### DATASET CONTENT
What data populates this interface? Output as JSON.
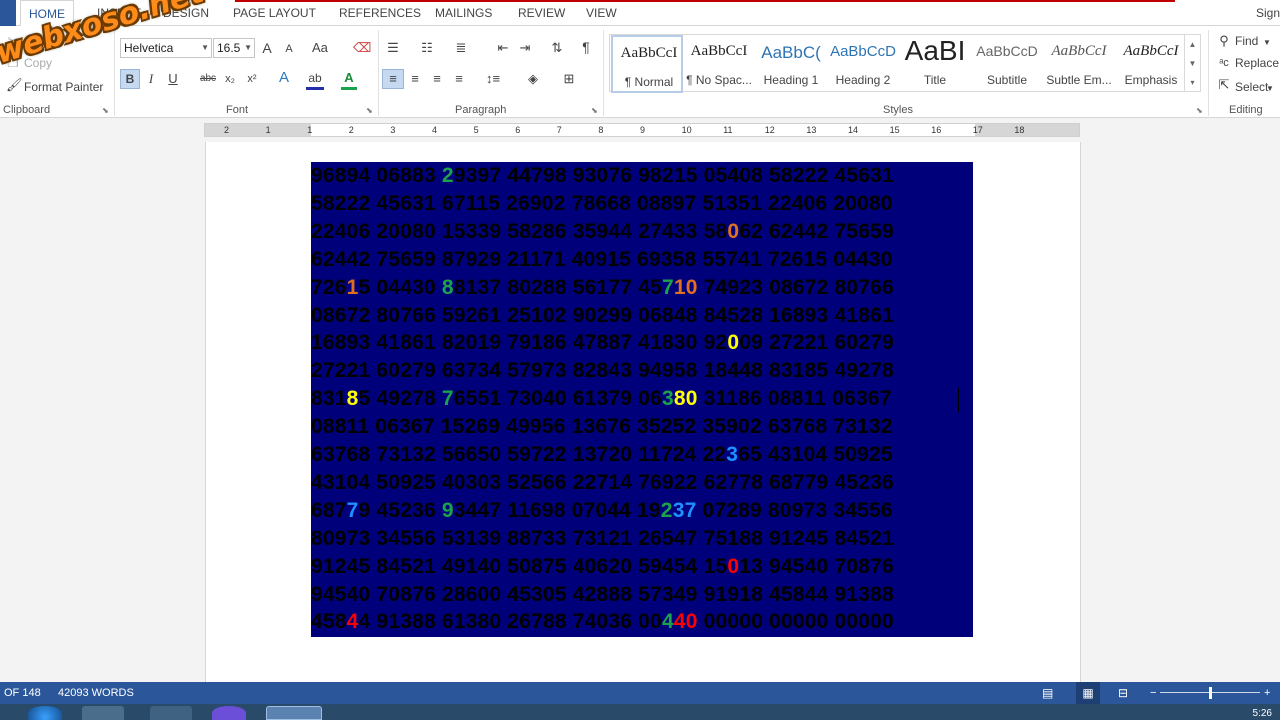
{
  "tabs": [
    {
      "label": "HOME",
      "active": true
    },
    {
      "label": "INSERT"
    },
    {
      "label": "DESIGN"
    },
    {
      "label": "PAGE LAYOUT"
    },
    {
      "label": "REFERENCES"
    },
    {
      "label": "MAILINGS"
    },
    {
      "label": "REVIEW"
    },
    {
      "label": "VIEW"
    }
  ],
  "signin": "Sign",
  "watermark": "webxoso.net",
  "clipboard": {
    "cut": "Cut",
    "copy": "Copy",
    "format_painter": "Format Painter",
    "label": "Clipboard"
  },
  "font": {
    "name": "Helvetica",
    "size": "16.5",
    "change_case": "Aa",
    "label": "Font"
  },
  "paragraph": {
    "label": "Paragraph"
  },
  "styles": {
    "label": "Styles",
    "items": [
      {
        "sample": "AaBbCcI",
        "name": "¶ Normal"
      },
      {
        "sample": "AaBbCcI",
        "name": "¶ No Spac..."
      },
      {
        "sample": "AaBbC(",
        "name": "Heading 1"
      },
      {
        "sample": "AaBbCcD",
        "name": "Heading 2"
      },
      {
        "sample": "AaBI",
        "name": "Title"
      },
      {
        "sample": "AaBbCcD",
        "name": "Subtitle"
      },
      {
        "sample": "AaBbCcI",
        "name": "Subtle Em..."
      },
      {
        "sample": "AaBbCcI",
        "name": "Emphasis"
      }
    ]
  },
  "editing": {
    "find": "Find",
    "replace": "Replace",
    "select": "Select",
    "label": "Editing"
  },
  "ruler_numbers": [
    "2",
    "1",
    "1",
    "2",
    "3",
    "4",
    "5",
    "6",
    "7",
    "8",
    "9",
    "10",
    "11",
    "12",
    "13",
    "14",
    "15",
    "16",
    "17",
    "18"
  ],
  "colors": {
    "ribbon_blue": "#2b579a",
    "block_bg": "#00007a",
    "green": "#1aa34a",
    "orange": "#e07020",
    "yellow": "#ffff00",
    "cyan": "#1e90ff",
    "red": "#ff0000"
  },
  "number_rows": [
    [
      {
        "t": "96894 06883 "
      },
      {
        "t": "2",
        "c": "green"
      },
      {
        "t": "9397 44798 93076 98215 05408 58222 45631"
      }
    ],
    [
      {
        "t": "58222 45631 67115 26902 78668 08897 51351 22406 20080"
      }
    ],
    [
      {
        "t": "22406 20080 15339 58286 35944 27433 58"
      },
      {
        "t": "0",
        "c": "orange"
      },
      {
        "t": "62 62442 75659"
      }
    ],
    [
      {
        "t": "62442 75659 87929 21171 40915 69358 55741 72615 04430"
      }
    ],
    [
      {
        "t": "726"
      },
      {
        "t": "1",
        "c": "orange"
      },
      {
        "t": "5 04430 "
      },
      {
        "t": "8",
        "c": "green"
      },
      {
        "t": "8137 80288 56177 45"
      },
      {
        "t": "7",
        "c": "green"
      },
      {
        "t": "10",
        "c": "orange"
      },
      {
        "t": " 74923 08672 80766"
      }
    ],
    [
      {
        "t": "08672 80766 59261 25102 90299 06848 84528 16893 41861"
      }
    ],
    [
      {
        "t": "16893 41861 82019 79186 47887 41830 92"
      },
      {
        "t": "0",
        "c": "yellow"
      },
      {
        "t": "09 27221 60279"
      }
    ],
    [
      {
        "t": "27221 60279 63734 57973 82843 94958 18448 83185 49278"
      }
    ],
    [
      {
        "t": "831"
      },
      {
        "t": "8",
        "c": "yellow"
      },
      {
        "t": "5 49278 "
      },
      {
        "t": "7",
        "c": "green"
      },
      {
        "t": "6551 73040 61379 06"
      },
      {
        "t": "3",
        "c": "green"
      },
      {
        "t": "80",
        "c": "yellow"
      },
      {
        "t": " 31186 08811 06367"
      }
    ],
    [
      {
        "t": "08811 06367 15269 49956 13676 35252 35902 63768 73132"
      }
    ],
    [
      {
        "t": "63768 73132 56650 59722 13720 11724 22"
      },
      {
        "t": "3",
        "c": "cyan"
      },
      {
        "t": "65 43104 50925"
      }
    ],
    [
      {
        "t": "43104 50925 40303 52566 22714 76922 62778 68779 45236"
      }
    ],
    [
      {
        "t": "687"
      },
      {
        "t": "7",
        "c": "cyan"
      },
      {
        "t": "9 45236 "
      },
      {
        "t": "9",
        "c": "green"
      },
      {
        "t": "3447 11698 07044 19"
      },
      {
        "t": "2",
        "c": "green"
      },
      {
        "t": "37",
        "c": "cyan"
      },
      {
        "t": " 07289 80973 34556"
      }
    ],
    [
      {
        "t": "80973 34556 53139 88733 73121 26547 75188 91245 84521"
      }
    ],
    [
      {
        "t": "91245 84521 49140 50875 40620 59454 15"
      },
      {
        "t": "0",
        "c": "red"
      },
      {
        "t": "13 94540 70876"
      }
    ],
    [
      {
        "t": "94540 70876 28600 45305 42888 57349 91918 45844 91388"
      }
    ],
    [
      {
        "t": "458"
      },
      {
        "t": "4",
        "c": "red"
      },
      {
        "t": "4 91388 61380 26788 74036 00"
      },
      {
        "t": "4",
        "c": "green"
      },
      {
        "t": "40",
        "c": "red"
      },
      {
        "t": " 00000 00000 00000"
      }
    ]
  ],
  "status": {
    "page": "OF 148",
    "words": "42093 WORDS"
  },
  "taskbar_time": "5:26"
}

### EXERCISE DIRECTIONS
Repeat all of the entries word for word, but omit the pictures.

### THE OUTPUT
What data populates this interface? Output as JSON.
{
  "tabs": [
    {
      "label": "HOME",
      "active": true
    },
    {
      "label": "INSERT"
    },
    {
      "label": "DESIGN"
    },
    {
      "label": "PAGE LAYOUT"
    },
    {
      "label": "REFERENCES"
    },
    {
      "label": "MAILINGS"
    },
    {
      "label": "REVIEW"
    },
    {
      "label": "VIEW"
    }
  ],
  "signin": "Sign",
  "watermark": "webxoso.net",
  "clipboard": {
    "cut": "Cut",
    "copy": "Copy",
    "format_painter": "Format Painter",
    "label": "Clipboard"
  },
  "font": {
    "name": "Helvetica",
    "size": "16.5",
    "change_case": "Aa",
    "label": "Font"
  },
  "paragraph": {
    "label": "Paragraph"
  },
  "styles": {
    "label": "Styles",
    "items": [
      {
        "sample": "AaBbCcI",
        "name": "¶ Normal"
      },
      {
        "sample": "AaBbCcI",
        "name": "¶ No Spac..."
      },
      {
        "sample": "AaBbC(",
        "name": "Heading 1"
      },
      {
        "sample": "AaBbCcD",
        "name": "Heading 2"
      },
      {
        "sample": "AaBI",
        "name": "Title"
      },
      {
        "sample": "AaBbCcD",
        "name": "Subtitle"
      },
      {
        "sample": "AaBbCcI",
        "name": "Subtle Em..."
      },
      {
        "sample": "AaBbCcI",
        "name": "Emphasis"
      }
    ]
  },
  "editing": {
    "find": "Find",
    "replace": "Replace",
    "select": "Select",
    "label": "Editing"
  },
  "ruler_numbers": [
    "2",
    "1",
    "1",
    "2",
    "3",
    "4",
    "5",
    "6",
    "7",
    "8",
    "9",
    "10",
    "11",
    "12",
    "13",
    "14",
    "15",
    "16",
    "17",
    "18"
  ],
  "colors": {
    "ribbon_blue": "#2b579a",
    "block_bg": "#00007a",
    "green": "#1aa34a",
    "orange": "#e07020",
    "yellow": "#ffff00",
    "cyan": "#1e90ff",
    "red": "#ff0000"
  },
  "number_rows": [
    [
      {
        "t": "96894 06883 "
      },
      {
        "t": "2",
        "c": "green"
      },
      {
        "t": "9397 44798 93076 98215 05408 58222 45631"
      }
    ],
    [
      {
        "t": "58222 45631 67115 26902 78668 08897 51351 22406 20080"
      }
    ],
    [
      {
        "t": "22406 20080 15339 58286 35944 27433 58"
      },
      {
        "t": "0",
        "c": "orange"
      },
      {
        "t": "62 62442 75659"
      }
    ],
    [
      {
        "t": "62442 75659 87929 21171 40915 69358 55741 72615 04430"
      }
    ],
    [
      {
        "t": "726"
      },
      {
        "t": "1",
        "c": "orange"
      },
      {
        "t": "5 04430 "
      },
      {
        "t": "8",
        "c": "green"
      },
      {
        "t": "8137 80288 56177 45"
      },
      {
        "t": "7",
        "c": "green"
      },
      {
        "t": "10",
        "c": "orange"
      },
      {
        "t": " 74923 08672 80766"
      }
    ],
    [
      {
        "t": "08672 80766 59261 25102 90299 06848 84528 16893 41861"
      }
    ],
    [
      {
        "t": "16893 41861 82019 79186 47887 41830 92"
      },
      {
        "t": "0",
        "c": "yellow"
      },
      {
        "t": "09 27221 60279"
      }
    ],
    [
      {
        "t": "27221 60279 63734 57973 82843 94958 18448 83185 49278"
      }
    ],
    [
      {
        "t": "831"
      },
      {
        "t": "8",
        "c": "yellow"
      },
      {
        "t": "5 49278 "
      },
      {
        "t": "7",
        "c": "green"
      },
      {
        "t": "6551 73040 61379 06"
      },
      {
        "t": "3",
        "c": "green"
      },
      {
        "t": "80",
        "c": "yellow"
      },
      {
        "t": " 31186 08811 06367"
      }
    ],
    [
      {
        "t": "08811 06367 15269 49956 13676 35252 35902 63768 73132"
      }
    ],
    [
      {
        "t": "63768 73132 56650 59722 13720 11724 22"
      },
      {
        "t": "3",
        "c": "cyan"
      },
      {
        "t": "65 43104 50925"
      }
    ],
    [
      {
        "t": "43104 50925 40303 52566 22714 76922 62778 68779 45236"
      }
    ],
    [
      {
        "t": "687"
      },
      {
        "t": "7",
        "c": "cyan"
      },
      {
        "t": "9 45236 "
      },
      {
        "t": "9",
        "c": "green"
      },
      {
        "t": "3447 11698 07044 19"
      },
      {
        "t": "2",
        "c": "green"
      },
      {
        "t": "37",
        "c": "cyan"
      },
      {
        "t": " 07289 80973 34556"
      }
    ],
    [
      {
        "t": "80973 34556 53139 88733 73121 26547 75188 91245 84521"
      }
    ],
    [
      {
        "t": "91245 84521 49140 50875 40620 59454 15"
      },
      {
        "t": "0",
        "c": "red"
      },
      {
        "t": "13 94540 70876"
      }
    ],
    [
      {
        "t": "94540 70876 28600 45305 42888 57349 91918 45844 91388"
      }
    ],
    [
      {
        "t": "458"
      },
      {
        "t": "4",
        "c": "red"
      },
      {
        "t": "4 91388 61380 26788 74036 00"
      },
      {
        "t": "4",
        "c": "green"
      },
      {
        "t": "40",
        "c": "red"
      },
      {
        "t": " 00000 00000 00000"
      }
    ]
  ],
  "status": {
    "page": "OF 148",
    "words": "42093 WORDS"
  },
  "taskbar_time": "5:26"
}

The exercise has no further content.